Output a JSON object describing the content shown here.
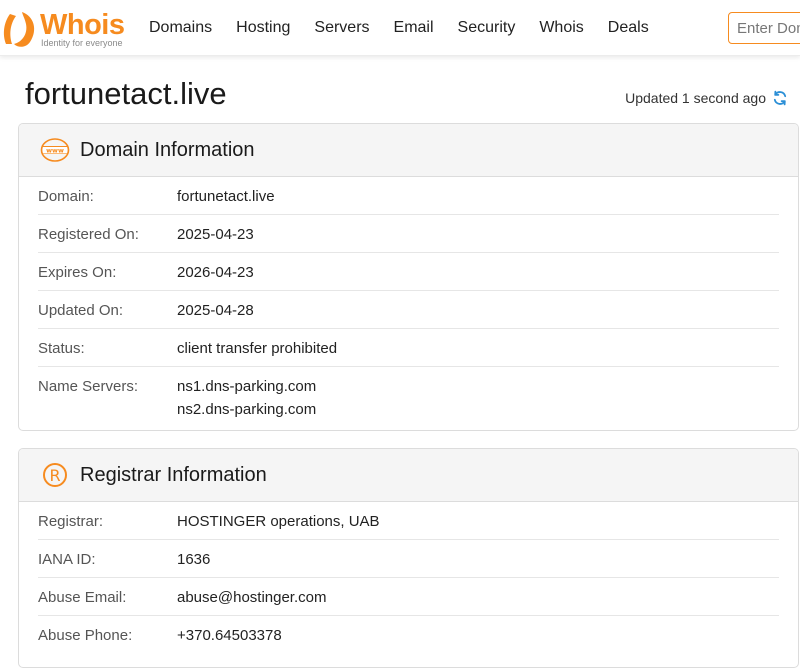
{
  "header": {
    "logo": {
      "word": "Whois",
      "tagline": "Identity for everyone"
    },
    "nav": [
      "Domains",
      "Hosting",
      "Servers",
      "Email",
      "Security",
      "Whois",
      "Deals"
    ],
    "search": {
      "placeholder": "Enter Domain or IP",
      "value": ""
    }
  },
  "page": {
    "title": "fortunetact.live",
    "updated": "Updated 1 second ago"
  },
  "domain_info": {
    "heading": "Domain Information",
    "icon_text": "www",
    "rows": [
      {
        "label": "Domain:",
        "values": [
          "fortunetact.live"
        ]
      },
      {
        "label": "Registered On:",
        "values": [
          "2025-04-23"
        ]
      },
      {
        "label": "Expires On:",
        "values": [
          "2026-04-23"
        ]
      },
      {
        "label": "Updated On:",
        "values": [
          "2025-04-28"
        ]
      },
      {
        "label": "Status:",
        "values": [
          "client transfer prohibited"
        ]
      },
      {
        "label": "Name Servers:",
        "values": [
          "ns1.dns-parking.com",
          "ns2.dns-parking.com"
        ]
      }
    ]
  },
  "registrar_info": {
    "heading": "Registrar Information",
    "icon_text": "R",
    "rows": [
      {
        "label": "Registrar:",
        "values": [
          "HOSTINGER operations, UAB"
        ]
      },
      {
        "label": "IANA ID:",
        "values": [
          "1636"
        ]
      },
      {
        "label": "Abuse Email:",
        "values": [
          "abuse@hostinger.com"
        ]
      },
      {
        "label": "Abuse Phone:",
        "values": [
          "+370.64503378"
        ]
      }
    ]
  },
  "colors": {
    "brand": "#f68b1f",
    "refresh_icon": "#2b8fd6"
  }
}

---+---

== Task instructions ==
Each record above should come back exactly the same, only without its pictures.

== Solved exercise ==
Output a JSON object describing the content shown here.
{
  "header": {
    "logo": {
      "word": "Whois",
      "tagline": "Identity for everyone"
    },
    "nav": [
      "Domains",
      "Hosting",
      "Servers",
      "Email",
      "Security",
      "Whois",
      "Deals"
    ],
    "search": {
      "placeholder": "Enter Domain or IP",
      "value": ""
    }
  },
  "page": {
    "title": "fortunetact.live",
    "updated": "Updated 1 second ago"
  },
  "domain_info": {
    "heading": "Domain Information",
    "icon_text": "www",
    "rows": [
      {
        "label": "Domain:",
        "values": [
          "fortunetact.live"
        ]
      },
      {
        "label": "Registered On:",
        "values": [
          "2025-04-23"
        ]
      },
      {
        "label": "Expires On:",
        "values": [
          "2026-04-23"
        ]
      },
      {
        "label": "Updated On:",
        "values": [
          "2025-04-28"
        ]
      },
      {
        "label": "Status:",
        "values": [
          "client transfer prohibited"
        ]
      },
      {
        "label": "Name Servers:",
        "values": [
          "ns1.dns-parking.com",
          "ns2.dns-parking.com"
        ]
      }
    ]
  },
  "registrar_info": {
    "heading": "Registrar Information",
    "icon_text": "R",
    "rows": [
      {
        "label": "Registrar:",
        "values": [
          "HOSTINGER operations, UAB"
        ]
      },
      {
        "label": "IANA ID:",
        "values": [
          "1636"
        ]
      },
      {
        "label": "Abuse Email:",
        "values": [
          "abuse@hostinger.com"
        ]
      },
      {
        "label": "Abuse Phone:",
        "values": [
          "+370.64503378"
        ]
      }
    ]
  },
  "colors": {
    "brand": "#f68b1f",
    "refresh_icon": "#2b8fd6"
  }
}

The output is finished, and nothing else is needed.